* Begin *
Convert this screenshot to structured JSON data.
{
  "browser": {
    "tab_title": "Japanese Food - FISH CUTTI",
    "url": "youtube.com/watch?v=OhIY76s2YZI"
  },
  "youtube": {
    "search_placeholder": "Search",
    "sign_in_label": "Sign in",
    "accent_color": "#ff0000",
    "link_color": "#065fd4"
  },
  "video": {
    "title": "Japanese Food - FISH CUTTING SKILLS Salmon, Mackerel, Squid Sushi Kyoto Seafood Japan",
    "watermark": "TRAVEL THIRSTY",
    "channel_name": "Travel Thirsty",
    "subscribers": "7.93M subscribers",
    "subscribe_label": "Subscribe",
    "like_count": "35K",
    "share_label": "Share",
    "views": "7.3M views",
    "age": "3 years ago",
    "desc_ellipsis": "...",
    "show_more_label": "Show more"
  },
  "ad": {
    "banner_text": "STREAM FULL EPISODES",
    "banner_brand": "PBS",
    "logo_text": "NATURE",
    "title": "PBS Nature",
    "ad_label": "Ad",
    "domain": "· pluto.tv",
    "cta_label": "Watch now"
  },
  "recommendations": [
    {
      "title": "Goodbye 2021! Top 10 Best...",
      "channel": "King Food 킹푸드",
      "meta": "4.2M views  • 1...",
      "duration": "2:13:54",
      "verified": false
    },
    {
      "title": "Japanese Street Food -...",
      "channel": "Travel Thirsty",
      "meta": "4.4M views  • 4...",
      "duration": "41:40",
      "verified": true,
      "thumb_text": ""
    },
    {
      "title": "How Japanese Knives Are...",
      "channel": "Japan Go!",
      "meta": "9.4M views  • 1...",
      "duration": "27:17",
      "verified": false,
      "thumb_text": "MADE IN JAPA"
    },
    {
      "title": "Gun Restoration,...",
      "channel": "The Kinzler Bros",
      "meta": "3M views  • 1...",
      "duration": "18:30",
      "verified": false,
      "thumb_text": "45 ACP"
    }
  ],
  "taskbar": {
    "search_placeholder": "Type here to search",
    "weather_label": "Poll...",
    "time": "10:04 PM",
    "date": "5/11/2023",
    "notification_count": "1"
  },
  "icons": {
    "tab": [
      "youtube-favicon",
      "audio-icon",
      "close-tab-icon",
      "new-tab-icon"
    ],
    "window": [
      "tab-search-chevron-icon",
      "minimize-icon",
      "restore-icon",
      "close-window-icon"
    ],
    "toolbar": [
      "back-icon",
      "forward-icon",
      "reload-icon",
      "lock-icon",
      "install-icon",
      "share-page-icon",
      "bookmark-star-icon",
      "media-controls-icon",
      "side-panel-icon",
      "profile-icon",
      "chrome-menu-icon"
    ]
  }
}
* End *
Problem
Filter the records for lines holding the string "Japanese". Copy each one.

Output for this exercise
    "tab_title": "Japanese Food - FISH CUTTI",
    "title": "Japanese Food - FISH CUTTING SKILLS Salmon, Mackerel, Squid Sushi Kyoto Seafood Japan",
      "title": "Japanese Street Food -...",
      "title": "How Japanese Knives Are...",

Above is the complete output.